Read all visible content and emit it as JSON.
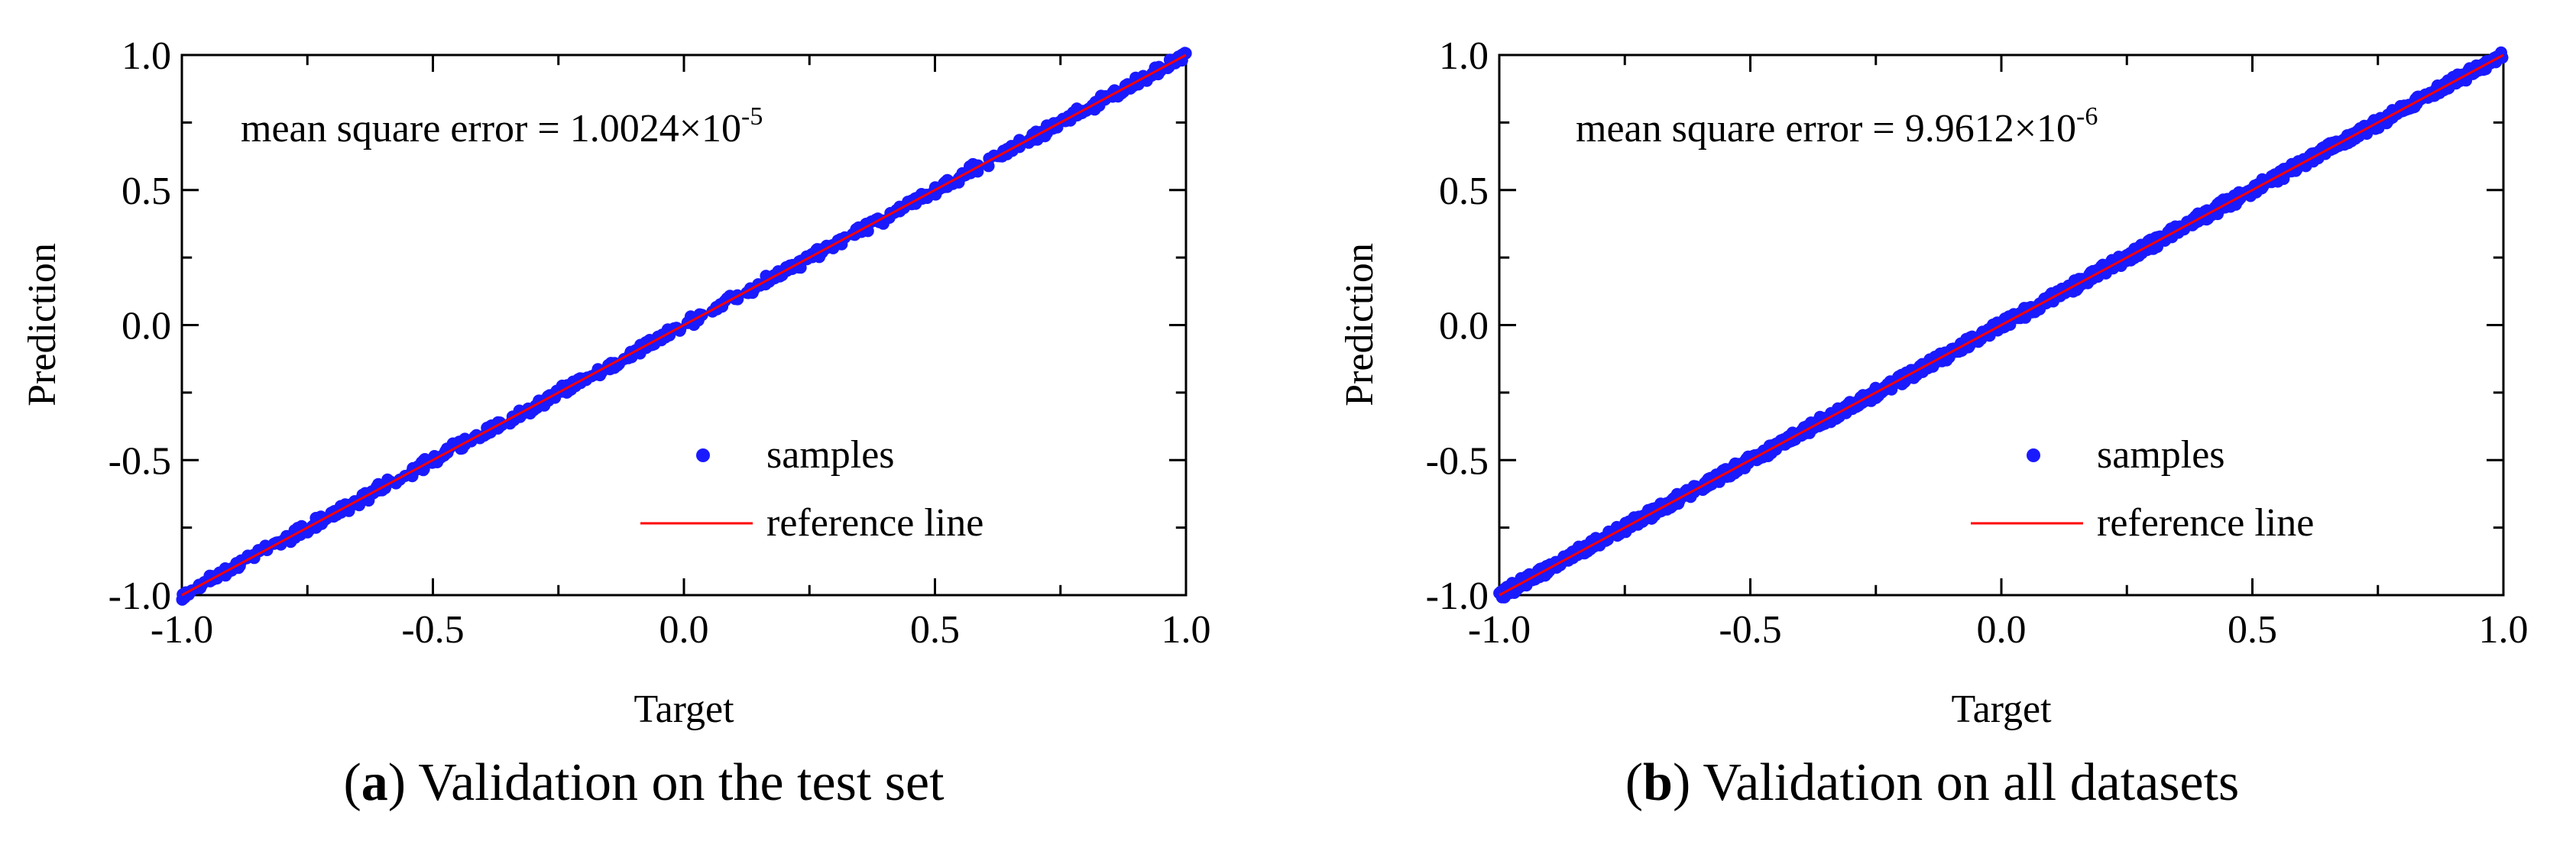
{
  "chart_data": [
    {
      "type": "scatter",
      "panel_id": "a",
      "xlabel": "Target",
      "ylabel": "Prediction",
      "xlim": [
        -1.0,
        1.0
      ],
      "ylim": [
        -1.0,
        1.0
      ],
      "xticks": [
        "-1.0",
        "-0.5",
        "0.0",
        "0.5",
        "1.0"
      ],
      "yticks": [
        "-1.0",
        "-0.5",
        "0.0",
        "0.5",
        "1.0"
      ],
      "annotation": {
        "prefix": "mean square error = ",
        "mantissa": "1.0024×10",
        "exponent": "-5"
      },
      "series": [
        {
          "name": "samples",
          "kind": "points",
          "color": "#1a1aff",
          "x_range": [
            -1.0,
            1.0
          ],
          "approx_relation": "prediction ≈ target",
          "count_estimate": 600
        },
        {
          "name": "reference line",
          "kind": "line",
          "color": "#ff0000",
          "x": [
            -1.0,
            1.0
          ],
          "y": [
            -1.0,
            1.0
          ]
        }
      ],
      "legend": {
        "position": "bottom-right",
        "entries": [
          "samples",
          "reference line"
        ]
      },
      "caption": {
        "label": "a",
        "text": "Validation on the test set"
      }
    },
    {
      "type": "scatter",
      "panel_id": "b",
      "xlabel": "Target",
      "ylabel": "Prediction",
      "xlim": [
        -1.0,
        1.0
      ],
      "ylim": [
        -1.0,
        1.0
      ],
      "xticks": [
        "-1.0",
        "-0.5",
        "0.0",
        "0.5",
        "1.0"
      ],
      "yticks": [
        "-1.0",
        "-0.5",
        "0.0",
        "0.5",
        "1.0"
      ],
      "annotation": {
        "prefix": "mean square error = ",
        "mantissa": "9.9612×10",
        "exponent": "-6"
      },
      "series": [
        {
          "name": "samples",
          "kind": "points",
          "color": "#1a1aff",
          "x_range": [
            -1.0,
            1.0
          ],
          "approx_relation": "prediction ≈ target",
          "count_estimate": 1500
        },
        {
          "name": "reference line",
          "kind": "line",
          "color": "#ff0000",
          "x": [
            -1.0,
            1.0
          ],
          "y": [
            -1.0,
            1.0
          ]
        }
      ],
      "legend": {
        "position": "bottom-right",
        "entries": [
          "samples",
          "reference line"
        ]
      },
      "caption": {
        "label": "b",
        "text": "Validation on all datasets"
      }
    }
  ]
}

--------------------------------------------------

# Required task
Quote all the records verbatim, dropping any pictures from your copy.

# Full response
Read all visible content and emit it as JSON.
{
  "chart_data": [
    {
      "type": "scatter",
      "panel_id": "a",
      "xlabel": "Target",
      "ylabel": "Prediction",
      "xlim": [
        -1.0,
        1.0
      ],
      "ylim": [
        -1.0,
        1.0
      ],
      "xticks": [
        "-1.0",
        "-0.5",
        "0.0",
        "0.5",
        "1.0"
      ],
      "yticks": [
        "-1.0",
        "-0.5",
        "0.0",
        "0.5",
        "1.0"
      ],
      "annotation": {
        "prefix": "mean square error = ",
        "mantissa": "1.0024×10",
        "exponent": "-5"
      },
      "series": [
        {
          "name": "samples",
          "kind": "points",
          "color": "#1a1aff",
          "x_range": [
            -1.0,
            1.0
          ],
          "approx_relation": "prediction ≈ target",
          "count_estimate": 600
        },
        {
          "name": "reference line",
          "kind": "line",
          "color": "#ff0000",
          "x": [
            -1.0,
            1.0
          ],
          "y": [
            -1.0,
            1.0
          ]
        }
      ],
      "legend": {
        "position": "bottom-right",
        "entries": [
          "samples",
          "reference line"
        ]
      },
      "caption": {
        "label": "a",
        "text": "Validation on the test set"
      }
    },
    {
      "type": "scatter",
      "panel_id": "b",
      "xlabel": "Target",
      "ylabel": "Prediction",
      "xlim": [
        -1.0,
        1.0
      ],
      "ylim": [
        -1.0,
        1.0
      ],
      "xticks": [
        "-1.0",
        "-0.5",
        "0.0",
        "0.5",
        "1.0"
      ],
      "yticks": [
        "-1.0",
        "-0.5",
        "0.0",
        "0.5",
        "1.0"
      ],
      "annotation": {
        "prefix": "mean square error = ",
        "mantissa": "9.9612×10",
        "exponent": "-6"
      },
      "series": [
        {
          "name": "samples",
          "kind": "points",
          "color": "#1a1aff",
          "x_range": [
            -1.0,
            1.0
          ],
          "approx_relation": "prediction ≈ target",
          "count_estimate": 1500
        },
        {
          "name": "reference line",
          "kind": "line",
          "color": "#ff0000",
          "x": [
            -1.0,
            1.0
          ],
          "y": [
            -1.0,
            1.0
          ]
        }
      ],
      "legend": {
        "position": "bottom-right",
        "entries": [
          "samples",
          "reference line"
        ]
      },
      "caption": {
        "label": "b",
        "text": "Validation on all datasets"
      }
    }
  ]
}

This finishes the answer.